* [RECORDS SUPPLIED]:
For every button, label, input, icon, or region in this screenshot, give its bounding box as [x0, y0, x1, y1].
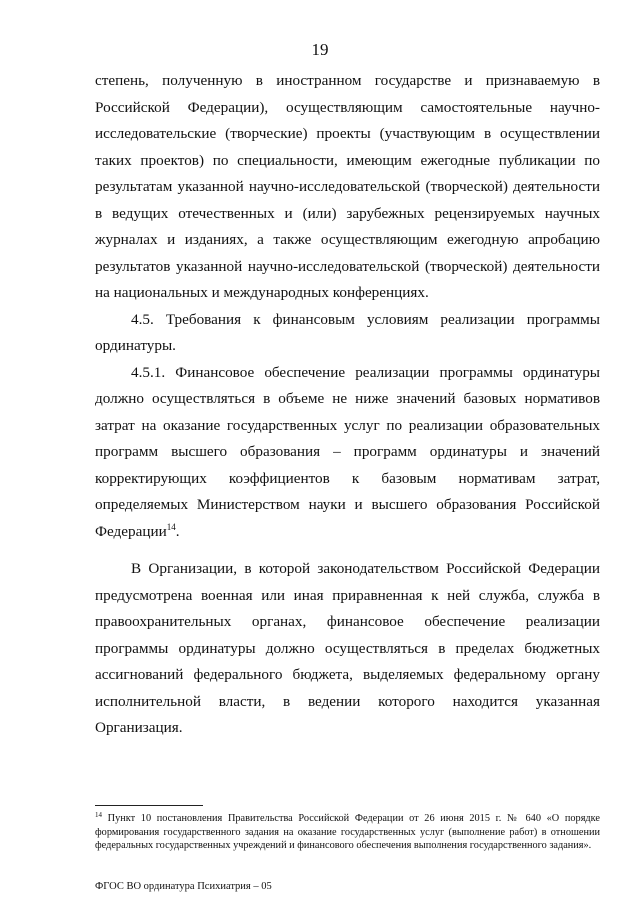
- footnote-divider: [95, 805, 203, 806]
- paragraph-section-4-5-1-end: .: [175, 522, 180, 540]
- footnote: [95, 812, 600, 853]
- paragraph-section-4-5-1-text: 4.5.1. Финансовое обеспечение реализации программы ординатуры должно осуществляться в объеме не ниже значений базовых нормативов затрат на оказание государственных услуг по реализации образовательных программ высшего образования – программ ординатуры и значений корректирующих коэффициентов к базовым нормативам затрат, определяемых Министерством науки и высшего образования Российской Федерации: [95, 363, 600, 540]
- paragraph-section-4-5-1: [95, 360, 600, 546]
- page-number: 19: [311, 40, 329, 59]
- main-text: [95, 68, 600, 742]
- footnote-text: Пункт 10 постановления Правительства Российской Федерации от 26 июня 2015 г. № 640 «О порядке формирования государственного задания на оказание государственных услуг (выполнение работ) в отношении федеральных государственных учреждений и финансового обеспечения выполнения государственного задания».: [95, 813, 600, 851]
- paragraph-continuation: степень, полученную в иностранном государстве и признаваемую в Российской Федерации), осуществляющим самостоятельные научно-исследовательские (творческие) проекты (участвующим в осуществлении таких проектов) по специальности, имеющим ежегодные публикации по результатам указанной научно-исследовательской (творческой) деятельности в ведущих отечественных и (или) зарубежных рецензируемых научных журналах и изданиях, а также осуществляющим ежегодную апробацию результатов указанной научно-исследовательской (творческой) деятельности на национальных и международных конференциях.: [95, 72, 600, 301]
- footnote-reference: 14: [166, 521, 176, 532]
- paragraph-section-4-5: 4.5. Требования к финансовым условиям реализации программы ординатуры.: [95, 310, 600, 354]
- document-footer: ФГОС ВО ординатура Психиатрия – 05: [95, 881, 272, 892]
- paragraph-organization: В Организации, в которой законодательством Российской Федерации предусмотрена военная или иная приравненная к ней служба, служба в правоохранительных органах, финансовое обеспечение реализации программы ординатуры должно осуществляться в пределах бюджетных ассигнований федерального бюджета, выделяемых федеральному органу исполнительной власти, в ведении которого находится указанная Организация.: [95, 560, 600, 736]
- footnote-marker: 14: [95, 811, 102, 819]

* [WHAT YOU ARE ASKED TO DO]: Return the entries from the line containing "- footnote-divider: [95, 805, 203, 806]" through the line containing "- main-text: [95, 68, 600, 742]", both included, copying each line without any change.

* [THE REPLY]:
- footnote-divider: [95, 805, 203, 806]
- paragraph-section-4-5-1-end: .: [175, 522, 180, 540]
- footnote: [95, 812, 600, 853]
- paragraph-section-4-5-1-text: 4.5.1. Финансовое обеспечение реализации программы ординатуры должно осуществляться в объеме не ниже значений базовых нормативов затрат на оказание государственных услуг по реализации образовательных программ высшего образования – программ ординатуры и значений корректирующих коэффициентов к базовым нормативам затрат, определяемых Министерством науки и высшего образования Российской Федерации: [95, 363, 600, 540]
- paragraph-section-4-5-1: [95, 360, 600, 546]
- page-number: 19: [311, 40, 329, 59]
- main-text: [95, 68, 600, 742]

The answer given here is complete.